* Stated problem: Take from the listing each line that has the string "title".

/---

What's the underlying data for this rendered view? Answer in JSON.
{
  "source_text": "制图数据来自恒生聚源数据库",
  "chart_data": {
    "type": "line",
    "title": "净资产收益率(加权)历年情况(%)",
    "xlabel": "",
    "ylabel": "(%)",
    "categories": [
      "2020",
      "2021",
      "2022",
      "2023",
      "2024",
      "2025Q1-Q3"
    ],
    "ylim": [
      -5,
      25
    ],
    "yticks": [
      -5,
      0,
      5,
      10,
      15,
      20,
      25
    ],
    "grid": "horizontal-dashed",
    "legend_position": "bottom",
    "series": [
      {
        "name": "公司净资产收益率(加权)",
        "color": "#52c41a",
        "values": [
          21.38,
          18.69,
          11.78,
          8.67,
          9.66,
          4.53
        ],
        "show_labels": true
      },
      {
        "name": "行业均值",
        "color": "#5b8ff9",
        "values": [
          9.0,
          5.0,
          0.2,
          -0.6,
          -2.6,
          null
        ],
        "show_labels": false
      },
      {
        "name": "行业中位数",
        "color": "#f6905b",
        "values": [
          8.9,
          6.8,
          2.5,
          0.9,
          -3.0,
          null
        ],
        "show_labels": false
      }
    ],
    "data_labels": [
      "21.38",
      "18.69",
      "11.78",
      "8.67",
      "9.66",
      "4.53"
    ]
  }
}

\---
/---

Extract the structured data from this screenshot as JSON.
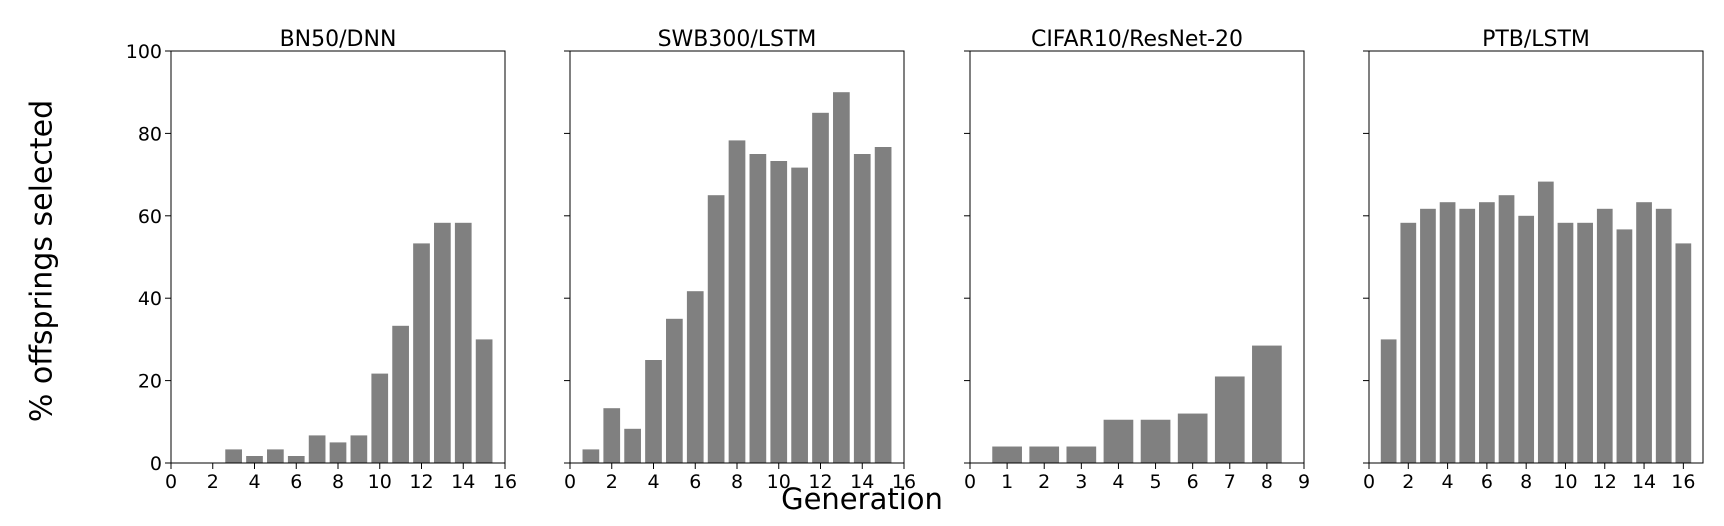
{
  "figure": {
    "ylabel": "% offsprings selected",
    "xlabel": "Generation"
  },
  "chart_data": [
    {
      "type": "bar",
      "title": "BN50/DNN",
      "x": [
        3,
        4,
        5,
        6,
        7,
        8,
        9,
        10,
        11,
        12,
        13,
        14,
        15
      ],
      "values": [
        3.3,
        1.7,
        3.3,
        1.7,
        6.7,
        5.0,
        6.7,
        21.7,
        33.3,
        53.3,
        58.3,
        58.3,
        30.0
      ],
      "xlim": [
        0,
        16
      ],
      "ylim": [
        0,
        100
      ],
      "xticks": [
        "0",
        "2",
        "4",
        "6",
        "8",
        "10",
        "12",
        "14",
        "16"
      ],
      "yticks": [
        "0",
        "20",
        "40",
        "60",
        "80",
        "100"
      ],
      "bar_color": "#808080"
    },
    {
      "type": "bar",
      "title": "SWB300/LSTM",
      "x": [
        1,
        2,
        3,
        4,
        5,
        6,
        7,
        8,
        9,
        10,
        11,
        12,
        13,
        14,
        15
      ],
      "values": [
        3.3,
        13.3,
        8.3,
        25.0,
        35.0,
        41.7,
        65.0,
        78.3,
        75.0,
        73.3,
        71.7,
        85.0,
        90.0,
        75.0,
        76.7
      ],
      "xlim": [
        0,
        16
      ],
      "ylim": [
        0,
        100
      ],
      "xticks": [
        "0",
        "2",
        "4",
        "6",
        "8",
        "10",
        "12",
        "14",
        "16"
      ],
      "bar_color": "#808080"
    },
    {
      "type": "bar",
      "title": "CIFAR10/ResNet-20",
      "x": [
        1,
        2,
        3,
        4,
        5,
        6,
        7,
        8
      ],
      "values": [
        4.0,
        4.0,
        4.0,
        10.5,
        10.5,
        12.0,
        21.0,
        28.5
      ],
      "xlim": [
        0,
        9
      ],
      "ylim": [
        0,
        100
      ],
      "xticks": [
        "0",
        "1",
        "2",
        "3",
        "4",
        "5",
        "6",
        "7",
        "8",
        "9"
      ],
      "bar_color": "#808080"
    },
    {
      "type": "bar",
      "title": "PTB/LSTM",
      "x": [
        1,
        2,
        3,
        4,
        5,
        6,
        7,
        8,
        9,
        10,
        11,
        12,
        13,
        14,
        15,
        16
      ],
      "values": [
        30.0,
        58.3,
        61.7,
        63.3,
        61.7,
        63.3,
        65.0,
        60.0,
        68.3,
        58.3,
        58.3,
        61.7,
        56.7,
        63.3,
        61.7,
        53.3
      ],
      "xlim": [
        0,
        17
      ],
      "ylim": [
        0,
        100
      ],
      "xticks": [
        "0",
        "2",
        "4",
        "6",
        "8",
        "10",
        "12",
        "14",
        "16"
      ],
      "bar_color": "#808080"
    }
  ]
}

\---

* Reply:
    "title": "净资产收益率(加权)历年情况(%)",
      "title": "BN50/DNN",
      "title": "SWB300/LSTM",
      "title": "CIFAR10/ResNet-20",
      "title": "PTB/LSTM",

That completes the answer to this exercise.